§ Problem description
Pictures in the records should not be copied, but every other part must be repeated exactly.

☆ ☆ ☆ ☆ ☆ ☆ ☆

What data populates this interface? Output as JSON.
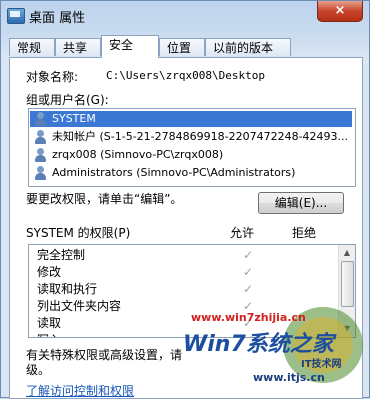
{
  "window": {
    "title": "桌面 属性",
    "close_label": "×"
  },
  "tabs": [
    {
      "label": "常规"
    },
    {
      "label": "共享"
    },
    {
      "label": "安全"
    },
    {
      "label": "位置"
    },
    {
      "label": "以前的版本"
    }
  ],
  "object": {
    "label": "对象名称:",
    "value": "C:\\Users\\zrqx008\\Desktop"
  },
  "groups": {
    "label": "组或用户名(G):",
    "items": [
      {
        "name": "SYSTEM"
      },
      {
        "name": "未知帐户 (S-1-5-21-2784869918-2207472248-42493..."
      },
      {
        "name": "zrqx008 (Simnovo-PC\\zrqx008)"
      },
      {
        "name": "Administrators (Simnovo-PC\\Administrators)"
      }
    ]
  },
  "edit": {
    "prompt": "要更改权限，请单击“编辑”。",
    "button_label": "编辑(E)..."
  },
  "permissions": {
    "title": "SYSTEM 的权限(P)",
    "allow_header": "允许",
    "deny_header": "拒绝",
    "rows": [
      {
        "name": "完全控制",
        "allow": "✓"
      },
      {
        "name": "修改",
        "allow": "✓"
      },
      {
        "name": "读取和执行",
        "allow": "✓"
      },
      {
        "name": "列出文件夹内容",
        "allow": "✓"
      },
      {
        "name": "读取",
        "allow": "✓"
      },
      {
        "name": "写入",
        "allow": "✓"
      }
    ]
  },
  "advanced": {
    "text_line1": "有关特殊权限或高级设置，请",
    "text_line2": "级。"
  },
  "footer_link": "了解访问控制和权限",
  "watermark": {
    "url1": "www.win7zhijia.cn",
    "brand": "Win7系统之家",
    "url2": "www.itjs.cn",
    "badge": "IT技术网"
  }
}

☆ ☆ ☆ ☆ ☆ ☆ ☆

§ Written solution
What data populates this interface? Output as JSON.
{
  "window": {
    "title": "桌面 属性",
    "close_label": "×"
  },
  "tabs": [
    {
      "label": "常规"
    },
    {
      "label": "共享"
    },
    {
      "label": "安全"
    },
    {
      "label": "位置"
    },
    {
      "label": "以前的版本"
    }
  ],
  "object": {
    "label": "对象名称:",
    "value": "C:\\Users\\zrqx008\\Desktop"
  },
  "groups": {
    "label": "组或用户名(G):",
    "items": [
      {
        "name": "SYSTEM"
      },
      {
        "name": "未知帐户 (S-1-5-21-2784869918-2207472248-42493..."
      },
      {
        "name": "zrqx008 (Simnovo-PC\\zrqx008)"
      },
      {
        "name": "Administrators (Simnovo-PC\\Administrators)"
      }
    ]
  },
  "edit": {
    "prompt": "要更改权限，请单击“编辑”。",
    "button_label": "编辑(E)..."
  },
  "permissions": {
    "title": "SYSTEM 的权限(P)",
    "allow_header": "允许",
    "deny_header": "拒绝",
    "rows": [
      {
        "name": "完全控制",
        "allow": "✓"
      },
      {
        "name": "修改",
        "allow": "✓"
      },
      {
        "name": "读取和执行",
        "allow": "✓"
      },
      {
        "name": "列出文件夹内容",
        "allow": "✓"
      },
      {
        "name": "读取",
        "allow": "✓"
      },
      {
        "name": "写入",
        "allow": "✓"
      }
    ]
  },
  "advanced": {
    "text_line1": "有关特殊权限或高级设置，请",
    "text_line2": "级。"
  },
  "footer_link": "了解访问控制和权限",
  "watermark": {
    "url1": "www.win7zhijia.cn",
    "brand": "Win7系统之家",
    "url2": "www.itjs.cn",
    "badge": "IT技术网"
  }
}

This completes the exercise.